YOUR GOAL:
Give the number of lines in the data that contain "unmatched", and nothing more.

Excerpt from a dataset
++++
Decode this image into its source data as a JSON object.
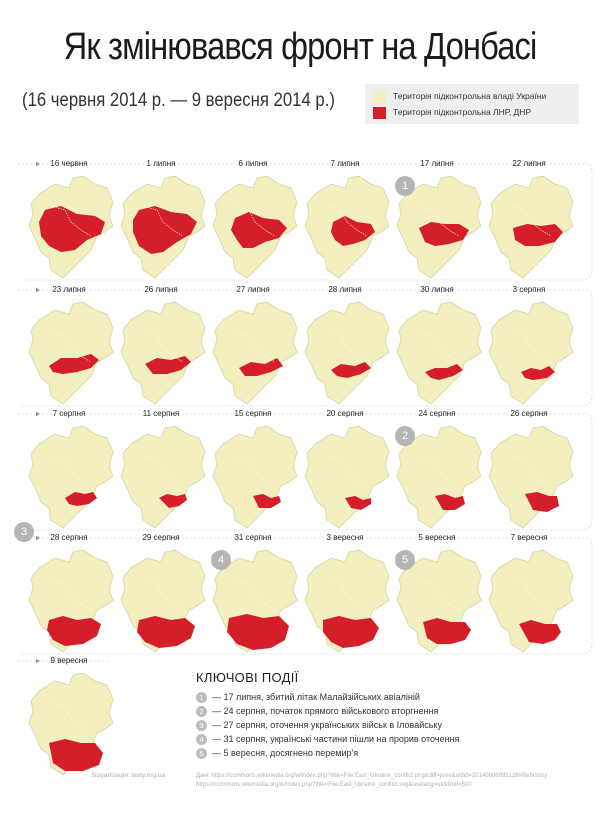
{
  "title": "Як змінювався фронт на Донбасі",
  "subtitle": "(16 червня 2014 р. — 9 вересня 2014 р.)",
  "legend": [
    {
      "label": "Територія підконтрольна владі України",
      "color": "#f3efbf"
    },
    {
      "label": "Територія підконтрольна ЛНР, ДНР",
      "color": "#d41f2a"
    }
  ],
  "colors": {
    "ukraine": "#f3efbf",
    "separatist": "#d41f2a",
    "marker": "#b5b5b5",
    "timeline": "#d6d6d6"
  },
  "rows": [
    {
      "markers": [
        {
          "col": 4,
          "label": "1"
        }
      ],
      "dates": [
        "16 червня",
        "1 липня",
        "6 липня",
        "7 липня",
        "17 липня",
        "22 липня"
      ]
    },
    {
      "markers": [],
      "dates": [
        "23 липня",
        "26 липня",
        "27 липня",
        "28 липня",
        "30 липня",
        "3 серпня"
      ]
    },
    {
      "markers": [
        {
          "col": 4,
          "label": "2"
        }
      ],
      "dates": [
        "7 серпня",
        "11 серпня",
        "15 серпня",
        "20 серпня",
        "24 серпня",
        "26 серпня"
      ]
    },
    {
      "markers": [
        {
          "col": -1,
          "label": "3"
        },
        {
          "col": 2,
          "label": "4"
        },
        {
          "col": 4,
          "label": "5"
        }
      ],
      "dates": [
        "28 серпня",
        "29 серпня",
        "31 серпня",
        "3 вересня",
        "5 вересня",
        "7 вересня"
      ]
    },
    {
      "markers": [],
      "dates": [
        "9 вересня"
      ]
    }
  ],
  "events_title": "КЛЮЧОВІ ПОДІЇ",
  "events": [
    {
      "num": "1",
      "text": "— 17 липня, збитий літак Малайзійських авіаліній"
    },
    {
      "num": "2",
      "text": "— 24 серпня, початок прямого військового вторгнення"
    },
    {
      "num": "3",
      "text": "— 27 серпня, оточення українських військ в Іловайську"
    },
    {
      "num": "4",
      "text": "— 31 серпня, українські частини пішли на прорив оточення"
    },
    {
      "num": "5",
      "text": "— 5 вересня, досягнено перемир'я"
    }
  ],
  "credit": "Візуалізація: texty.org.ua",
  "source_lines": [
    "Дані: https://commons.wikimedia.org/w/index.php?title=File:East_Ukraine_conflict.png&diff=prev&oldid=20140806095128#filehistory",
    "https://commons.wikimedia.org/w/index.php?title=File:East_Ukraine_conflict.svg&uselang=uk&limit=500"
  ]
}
++++
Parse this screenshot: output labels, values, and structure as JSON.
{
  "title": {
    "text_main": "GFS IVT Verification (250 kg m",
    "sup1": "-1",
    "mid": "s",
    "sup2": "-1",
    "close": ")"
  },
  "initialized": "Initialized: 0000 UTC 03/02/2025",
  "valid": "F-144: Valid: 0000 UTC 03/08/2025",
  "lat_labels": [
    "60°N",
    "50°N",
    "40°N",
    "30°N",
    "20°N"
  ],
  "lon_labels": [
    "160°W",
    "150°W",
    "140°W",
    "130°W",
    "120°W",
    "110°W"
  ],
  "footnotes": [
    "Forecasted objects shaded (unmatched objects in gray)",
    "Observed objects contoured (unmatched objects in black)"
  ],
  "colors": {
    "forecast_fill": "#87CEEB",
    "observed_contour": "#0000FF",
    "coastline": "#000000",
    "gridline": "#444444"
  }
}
++++
OUTPUT OF THE TASK:
2